▶ **Dataset items**
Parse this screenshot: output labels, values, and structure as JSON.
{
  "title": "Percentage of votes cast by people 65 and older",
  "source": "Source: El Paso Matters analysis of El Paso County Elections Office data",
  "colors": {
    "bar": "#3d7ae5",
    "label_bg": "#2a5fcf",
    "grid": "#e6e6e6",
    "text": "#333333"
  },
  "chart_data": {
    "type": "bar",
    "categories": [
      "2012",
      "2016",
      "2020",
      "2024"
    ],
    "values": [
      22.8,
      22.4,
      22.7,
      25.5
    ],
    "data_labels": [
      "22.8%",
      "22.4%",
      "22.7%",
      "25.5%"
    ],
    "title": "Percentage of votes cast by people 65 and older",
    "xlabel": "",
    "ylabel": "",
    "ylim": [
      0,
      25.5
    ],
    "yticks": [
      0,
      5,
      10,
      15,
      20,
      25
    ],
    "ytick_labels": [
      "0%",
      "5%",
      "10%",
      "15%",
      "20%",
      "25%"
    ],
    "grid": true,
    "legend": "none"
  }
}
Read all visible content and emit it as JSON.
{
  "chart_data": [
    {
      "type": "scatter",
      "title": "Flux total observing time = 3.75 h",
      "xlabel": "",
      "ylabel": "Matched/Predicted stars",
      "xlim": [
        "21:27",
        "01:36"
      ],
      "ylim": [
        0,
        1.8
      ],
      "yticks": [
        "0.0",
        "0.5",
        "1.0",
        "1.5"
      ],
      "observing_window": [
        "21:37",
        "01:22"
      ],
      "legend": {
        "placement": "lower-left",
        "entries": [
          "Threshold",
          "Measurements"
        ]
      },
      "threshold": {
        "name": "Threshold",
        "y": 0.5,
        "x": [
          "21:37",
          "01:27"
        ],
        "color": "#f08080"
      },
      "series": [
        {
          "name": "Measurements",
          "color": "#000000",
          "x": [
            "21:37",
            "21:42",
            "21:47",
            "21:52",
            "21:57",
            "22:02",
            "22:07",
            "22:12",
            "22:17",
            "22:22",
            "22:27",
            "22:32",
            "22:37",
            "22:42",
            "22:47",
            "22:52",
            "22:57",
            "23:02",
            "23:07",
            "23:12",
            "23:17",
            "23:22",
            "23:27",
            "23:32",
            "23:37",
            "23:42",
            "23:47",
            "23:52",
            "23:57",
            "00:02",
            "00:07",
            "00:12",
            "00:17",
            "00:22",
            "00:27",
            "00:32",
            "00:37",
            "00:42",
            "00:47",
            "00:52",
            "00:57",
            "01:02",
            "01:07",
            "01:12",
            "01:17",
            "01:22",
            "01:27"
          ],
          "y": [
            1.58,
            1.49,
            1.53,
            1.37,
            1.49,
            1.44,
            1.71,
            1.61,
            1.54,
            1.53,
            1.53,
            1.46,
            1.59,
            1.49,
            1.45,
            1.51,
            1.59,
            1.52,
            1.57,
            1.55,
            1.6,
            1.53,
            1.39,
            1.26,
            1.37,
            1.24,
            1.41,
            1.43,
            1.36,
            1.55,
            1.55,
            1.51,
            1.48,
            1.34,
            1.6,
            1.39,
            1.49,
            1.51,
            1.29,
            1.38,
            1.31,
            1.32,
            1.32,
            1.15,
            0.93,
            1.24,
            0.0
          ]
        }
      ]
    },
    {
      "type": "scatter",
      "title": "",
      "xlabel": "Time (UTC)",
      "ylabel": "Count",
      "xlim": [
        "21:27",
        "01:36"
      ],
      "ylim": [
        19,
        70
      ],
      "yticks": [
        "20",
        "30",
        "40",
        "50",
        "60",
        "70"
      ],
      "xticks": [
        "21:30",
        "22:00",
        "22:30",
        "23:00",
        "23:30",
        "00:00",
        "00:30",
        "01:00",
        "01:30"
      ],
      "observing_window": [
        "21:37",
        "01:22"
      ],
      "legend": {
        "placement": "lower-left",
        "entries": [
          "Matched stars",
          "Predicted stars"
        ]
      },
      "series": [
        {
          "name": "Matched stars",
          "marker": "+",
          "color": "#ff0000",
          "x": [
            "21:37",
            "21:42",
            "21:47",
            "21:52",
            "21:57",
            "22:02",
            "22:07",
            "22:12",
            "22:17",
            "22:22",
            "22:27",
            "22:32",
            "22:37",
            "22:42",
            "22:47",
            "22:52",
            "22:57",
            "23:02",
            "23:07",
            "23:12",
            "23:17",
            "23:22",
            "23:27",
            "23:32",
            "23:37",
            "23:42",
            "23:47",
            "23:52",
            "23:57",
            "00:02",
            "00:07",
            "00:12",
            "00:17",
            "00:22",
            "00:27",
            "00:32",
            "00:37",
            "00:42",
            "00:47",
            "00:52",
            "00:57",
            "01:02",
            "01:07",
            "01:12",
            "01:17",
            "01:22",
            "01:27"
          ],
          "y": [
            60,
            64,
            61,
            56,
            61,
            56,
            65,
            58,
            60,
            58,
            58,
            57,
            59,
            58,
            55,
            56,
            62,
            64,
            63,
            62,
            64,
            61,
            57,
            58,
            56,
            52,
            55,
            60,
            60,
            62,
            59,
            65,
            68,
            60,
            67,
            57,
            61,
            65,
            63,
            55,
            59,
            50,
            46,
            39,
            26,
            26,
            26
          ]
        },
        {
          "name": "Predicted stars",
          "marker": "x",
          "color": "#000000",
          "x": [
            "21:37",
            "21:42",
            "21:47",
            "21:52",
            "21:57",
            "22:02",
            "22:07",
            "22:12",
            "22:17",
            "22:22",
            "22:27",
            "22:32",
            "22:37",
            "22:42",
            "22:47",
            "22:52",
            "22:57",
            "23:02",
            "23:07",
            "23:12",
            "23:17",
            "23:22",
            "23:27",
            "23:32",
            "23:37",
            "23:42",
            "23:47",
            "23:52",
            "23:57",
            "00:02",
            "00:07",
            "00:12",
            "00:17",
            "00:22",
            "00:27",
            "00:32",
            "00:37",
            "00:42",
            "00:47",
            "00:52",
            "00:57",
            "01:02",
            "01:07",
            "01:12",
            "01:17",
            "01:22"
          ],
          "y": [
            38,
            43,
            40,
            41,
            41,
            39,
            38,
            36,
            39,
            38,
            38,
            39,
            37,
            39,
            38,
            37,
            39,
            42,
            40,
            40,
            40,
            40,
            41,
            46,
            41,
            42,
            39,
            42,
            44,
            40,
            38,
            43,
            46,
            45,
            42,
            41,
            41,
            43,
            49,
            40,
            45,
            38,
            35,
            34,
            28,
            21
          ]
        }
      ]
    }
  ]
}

▶ **Directive**
Pick out every line above that holds the word "values" and copy it.

▶ **Solution**
Parse this screenshot: output labels, values, and structure as JSON.
    "values": [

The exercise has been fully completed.